_Input records_

•••••

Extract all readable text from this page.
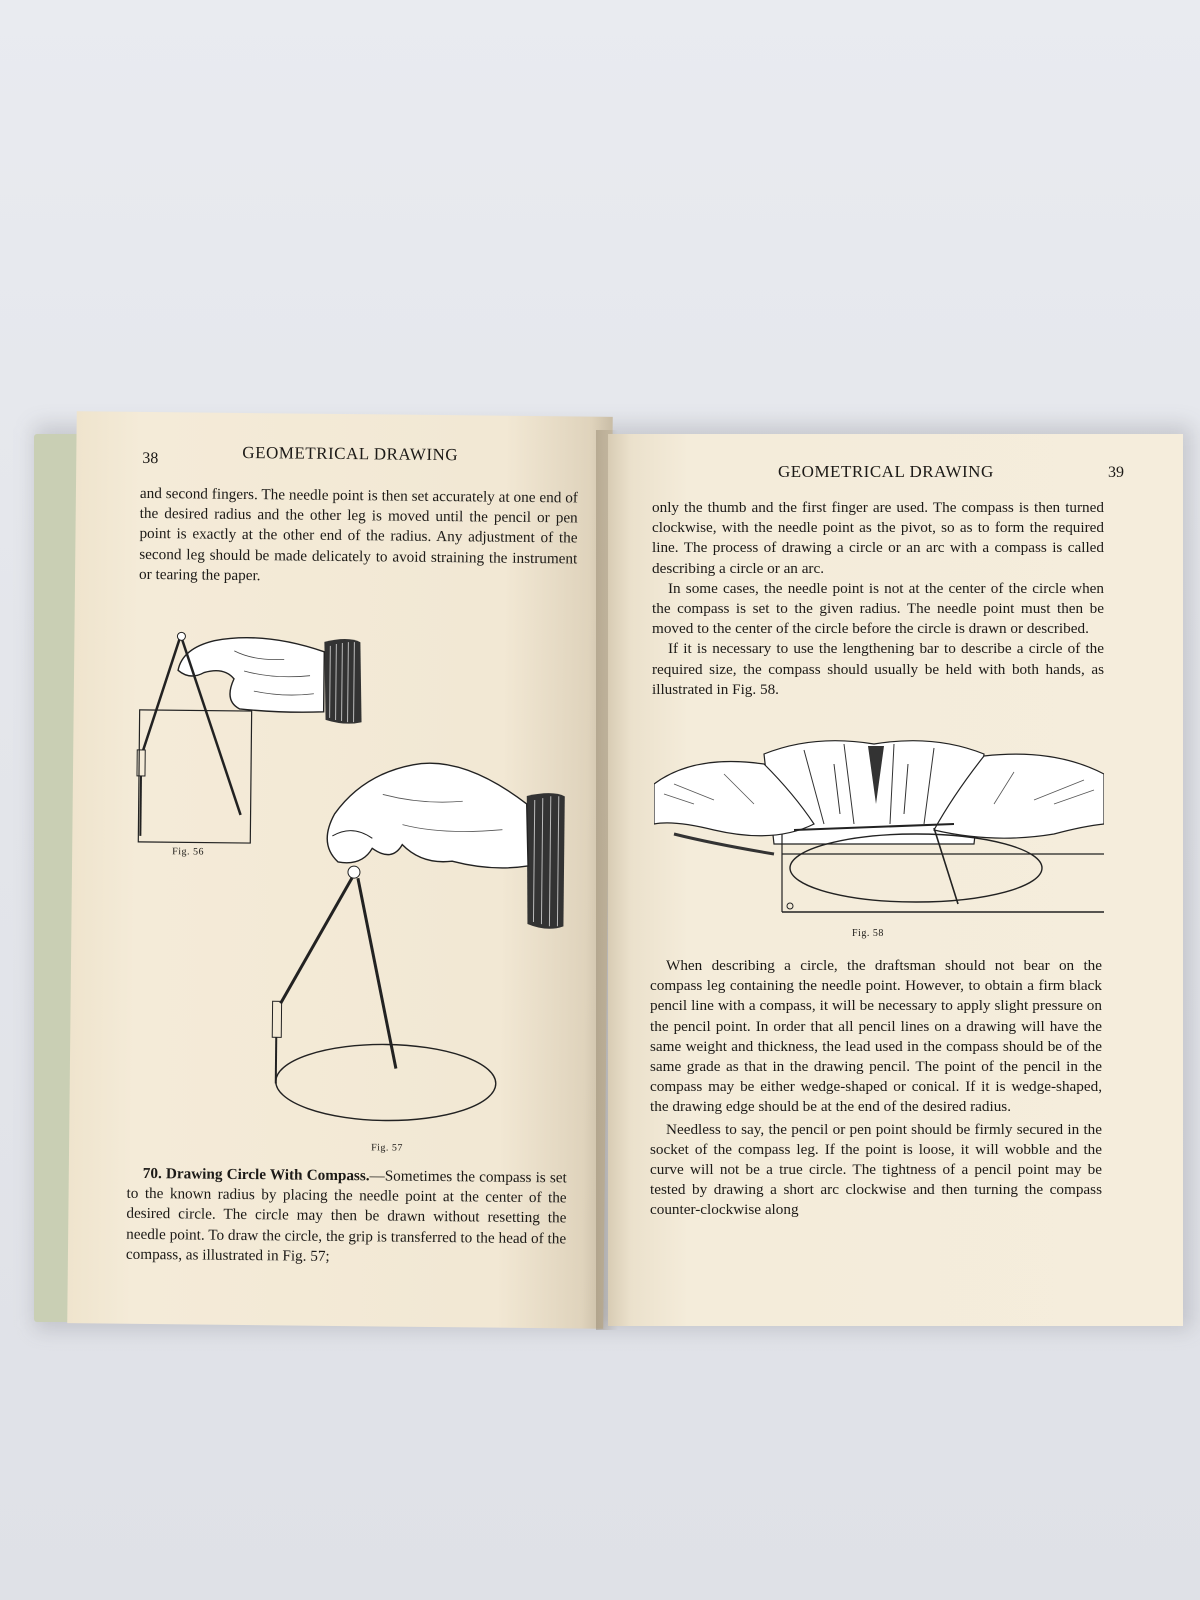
38	GEOMETRICAL DRAWING

and second fingers. The needle point is then set accurately at one end of the desired radius and the other leg is moved until the pencil or pen point is exactly at the other end of the radius. Any adjustment of the second leg should be made delicately to avoid straining the instrument or tearing the paper.

Fig. 56
Fig. 57

70. Drawing Circle With Compass.—Sometimes the compass is set to the known radius by placing the needle point at the center of the desired circle. The circle may then be drawn without resetting the needle point. To draw the circle, the grip is transferred to the head of the compass, as illustrated in Fig. 57;

GEOMETRICAL DRAWING	39

only the thumb and the first finger are used. The compass is then turned clockwise, with the needle point as the pivot, so as to form the required line. The process of drawing a circle or an arc with a compass is called describing a circle or an arc.

In some cases, the needle point is not at the center of the circle when the compass is set to the given radius. The needle point must then be moved to the center of the circle before the circle is drawn or described.

If it is necessary to use the lengthening bar to describe a circle of the required size, the compass should usually be held with both hands, as illustrated in Fig. 58.

Fig. 58

When describing a circle, the draftsman should not bear on the compass leg containing the needle point. However, to obtain a firm black pencil line with a compass, it will be necessary to apply slight pressure on the pencil point. In order that all pencil lines on a drawing will have the same weight and thickness, the lead used in the compass should be of the same grade as that in the drawing pencil. The point of the pencil in the compass may be either wedge-shaped or conical. If it is wedge-shaped, the drawing edge should be at the end of the desired radius.

Needless to say, the pencil or pen point should be firmly secured in the socket of the compass leg. If the point is loose, it will wobble and the curve will not be a true circle. The tightness of a pencil point may be tested by drawing a short arc clockwise and then turning the compass counter-clockwise along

•••••

_What the exercise asks_
Above are some records. Report the number of their lines that include "necessary", and add nothing else.

_Task response_
2